[BEGIN]

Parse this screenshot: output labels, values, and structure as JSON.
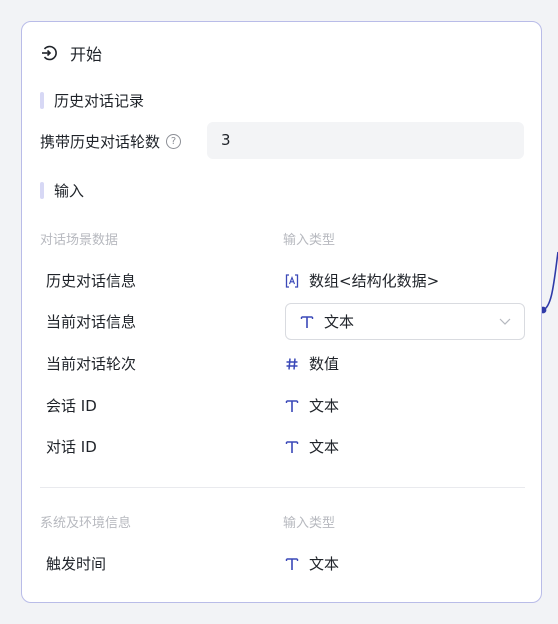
{
  "node": {
    "title": "开始",
    "icon": "login-icon"
  },
  "history": {
    "section_title": "历史对话记录",
    "rounds_label": "携带历史对话轮数",
    "rounds_value": "3",
    "help_symbol": "?"
  },
  "inputs": {
    "section_title": "输入",
    "group1": {
      "header_name": "对话场景数据",
      "header_type": "输入类型",
      "rows": [
        {
          "name": "历史对话信息",
          "type": "数组<结构化数据>",
          "icon": "array-icon"
        },
        {
          "name": "当前对话信息",
          "type": "文本",
          "icon": "text-type-icon",
          "dropdown": true
        },
        {
          "name": "当前对话轮次",
          "type": "数值",
          "icon": "number-icon"
        },
        {
          "name": "会话 ID",
          "type": "文本",
          "icon": "text-type-icon"
        },
        {
          "name": "对话 ID",
          "type": "文本",
          "icon": "text-type-icon"
        }
      ]
    },
    "group2": {
      "header_name": "系统及环境信息",
      "header_type": "输入类型",
      "rows": [
        {
          "name": "触发时间",
          "type": "文本",
          "icon": "text-type-icon"
        }
      ]
    }
  },
  "colors": {
    "card_border": "#b9bce8",
    "accent": "#3a48b8",
    "section_bar": "#d7d8f5",
    "muted_text": "#b7b9bf"
  }
}
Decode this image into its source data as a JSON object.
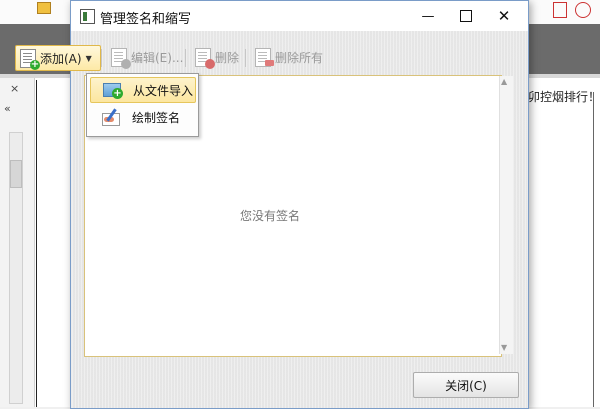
{
  "dialog": {
    "title": "管理签名和缩写",
    "minimize_symbol": "—",
    "close_symbol": "✕"
  },
  "toolbar": {
    "add_label": "添加(A)",
    "edit_label": "编辑(E)...",
    "delete_label": "删除",
    "delete_all_label": "删除所有"
  },
  "add_menu": {
    "items": [
      {
        "label": "从文件导入",
        "icon": "image-import-icon"
      },
      {
        "label": "绘制签名",
        "icon": "draw-signature-icon"
      }
    ]
  },
  "list": {
    "empty_text": "您没有签名"
  },
  "footer": {
    "close_label": "关闭(C)"
  },
  "background_app": {
    "doc_text": "卯控烟排行！",
    "panel_close": "×",
    "panel_chevron": "«"
  },
  "colors": {
    "accent_border": "#e0b84a",
    "dialog_border": "#7a9cc8",
    "ribbon": "#6b6b6b"
  }
}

[END]

Requirements — Pictures don't belong in the copy. Transcribe every record exactly as it appears.

Solution —
Parse this screenshot: output labels, values, and structure as JSON.
{
  "node": {
    "title": "开始",
    "icon": "login-icon"
  },
  "history": {
    "section_title": "历史对话记录",
    "rounds_label": "携带历史对话轮数",
    "rounds_value": "3",
    "help_symbol": "?"
  },
  "inputs": {
    "section_title": "输入",
    "group1": {
      "header_name": "对话场景数据",
      "header_type": "输入类型",
      "rows": [
        {
          "name": "历史对话信息",
          "type": "数组<结构化数据>",
          "icon": "array-icon"
        },
        {
          "name": "当前对话信息",
          "type": "文本",
          "icon": "text-type-icon",
          "dropdown": true
        },
        {
          "name": "当前对话轮次",
          "type": "数值",
          "icon": "number-icon"
        },
        {
          "name": "会话 ID",
          "type": "文本",
          "icon": "text-type-icon"
        },
        {
          "name": "对话 ID",
          "type": "文本",
          "icon": "text-type-icon"
        }
      ]
    },
    "group2": {
      "header_name": "系统及环境信息",
      "header_type": "输入类型",
      "rows": [
        {
          "name": "触发时间",
          "type": "文本",
          "icon": "text-type-icon"
        }
      ]
    }
  },
  "colors": {
    "card_border": "#b9bce8",
    "accent": "#3a48b8",
    "section_bar": "#d7d8f5",
    "muted_text": "#b7b9bf"
  }
}
Decode this image into its source data as a JSON object.
{
  "dialog": {
    "title": "管理签名和缩写",
    "minimize_symbol": "—",
    "close_symbol": "✕"
  },
  "toolbar": {
    "add_label": "添加(A)",
    "edit_label": "编辑(E)...",
    "delete_label": "删除",
    "delete_all_label": "删除所有"
  },
  "add_menu": {
    "items": [
      {
        "label": "从文件导入",
        "icon": "image-import-icon"
      },
      {
        "label": "绘制签名",
        "icon": "draw-signature-icon"
      }
    ]
  },
  "list": {
    "empty_text": "您没有签名"
  },
  "footer": {
    "close_label": "关闭(C)"
  },
  "background_app": {
    "doc_text": "卯控烟排行！",
    "panel_close": "×",
    "panel_chevron": "«"
  },
  "colors": {
    "accent_border": "#e0b84a",
    "dialog_border": "#7a9cc8",
    "ribbon": "#6b6b6b"
  }
}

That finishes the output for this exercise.